Given exercise: Pull out every line below containing the word "合计总分在".

Data records:

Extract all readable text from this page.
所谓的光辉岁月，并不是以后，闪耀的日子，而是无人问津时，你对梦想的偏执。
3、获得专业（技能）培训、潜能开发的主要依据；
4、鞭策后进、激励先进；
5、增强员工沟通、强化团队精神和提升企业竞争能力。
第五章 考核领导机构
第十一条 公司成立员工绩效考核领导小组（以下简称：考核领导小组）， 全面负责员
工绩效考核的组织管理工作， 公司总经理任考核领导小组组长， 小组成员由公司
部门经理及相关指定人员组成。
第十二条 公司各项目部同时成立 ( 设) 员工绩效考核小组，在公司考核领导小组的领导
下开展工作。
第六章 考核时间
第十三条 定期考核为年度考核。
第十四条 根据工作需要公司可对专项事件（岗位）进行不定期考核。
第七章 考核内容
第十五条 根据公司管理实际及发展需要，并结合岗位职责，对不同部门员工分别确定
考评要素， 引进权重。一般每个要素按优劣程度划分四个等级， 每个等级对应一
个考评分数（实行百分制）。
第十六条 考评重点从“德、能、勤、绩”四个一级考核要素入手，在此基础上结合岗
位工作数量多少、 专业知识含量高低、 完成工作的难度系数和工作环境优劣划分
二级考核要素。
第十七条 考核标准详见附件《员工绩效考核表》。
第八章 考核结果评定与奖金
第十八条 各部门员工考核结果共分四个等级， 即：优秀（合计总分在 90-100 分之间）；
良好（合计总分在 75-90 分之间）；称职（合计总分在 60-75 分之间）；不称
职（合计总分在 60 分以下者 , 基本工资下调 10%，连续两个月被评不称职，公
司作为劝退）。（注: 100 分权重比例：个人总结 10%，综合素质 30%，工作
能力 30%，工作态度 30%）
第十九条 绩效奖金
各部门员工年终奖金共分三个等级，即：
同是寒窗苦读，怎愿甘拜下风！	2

Final answer:
第十八条 各部门员工考核结果共分四个等级， 即：优秀（合计总分在 90-100 分之间）；
良好（合计总分在 75-90 分之间）；称职（合计总分在 60-75 分之间）；不称
职（合计总分在 60 分以下者 , 基本工资下调 10%，连续两个月被评不称职，公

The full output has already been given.